작업 -> 아래 항목에 있는 줄을 한 글자도 바꾸지 말고 모두 출력하세요. 그림은 답에 넣지 마세요.

=== 연습 입력 ===

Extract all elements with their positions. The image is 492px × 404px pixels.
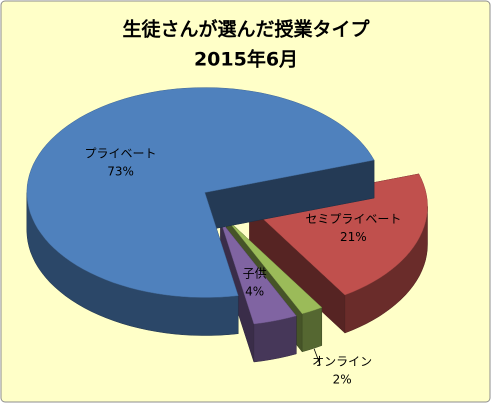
data-label-category: プライベート <box>85 147 157 161</box>
leader-line <box>313 348 321 366</box>
chart-subtitle: 2015年6月 <box>194 48 298 71</box>
data-label-value: 21% <box>340 230 367 244</box>
pie: セミプライベート 21% オンライン 2% 子供 4% プライベート 73% <box>26 87 428 386</box>
slice-wall <box>301 307 323 353</box>
chart-title: 生徒さんが選んだ授業タイプ <box>122 18 370 41</box>
data-label-category: オンライン <box>312 354 372 368</box>
slice-top <box>226 218 323 315</box>
slice <box>26 87 375 336</box>
data-label-category: セミプライベート <box>305 212 401 226</box>
data-label-value: 73% <box>107 165 134 179</box>
data-label-category: 子供 <box>243 266 267 280</box>
data-label-value: 2% <box>333 372 352 386</box>
data-label-value: 4% <box>245 284 264 298</box>
slice <box>220 220 297 363</box>
slice-top <box>220 220 297 325</box>
slice-top <box>26 87 375 298</box>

===

연습 답안 ->
Extract all elements with their positions. The image is 492px × 404px pixels.
data-label-category: プライベート <box>85 147 157 161</box>
leader-line <box>313 348 321 366</box>
chart-subtitle: 2015年6月 <box>194 48 298 71</box>
data-label-value: 21% <box>340 230 367 244</box>
pie: セミプライベート 21% オンライン 2% 子供 4% プライベート 73% <box>26 87 428 386</box>
slice-wall <box>301 307 323 353</box>
chart-title: 生徒さんが選んだ授業タイプ <box>122 18 370 41</box>
data-label-category: オンライン <box>312 354 372 368</box>
slice-top <box>226 218 323 315</box>
slice <box>26 87 375 336</box>
data-label-category: セミプライベート <box>305 212 401 226</box>
data-label-value: 73% <box>107 165 134 179</box>
data-label-category: 子供 <box>243 266 267 280</box>
data-label-value: 2% <box>333 372 352 386</box>
data-label-value: 4% <box>245 284 264 298</box>
slice <box>220 220 297 363</box>
slice-top <box>220 220 297 325</box>
slice-top <box>26 87 375 298</box>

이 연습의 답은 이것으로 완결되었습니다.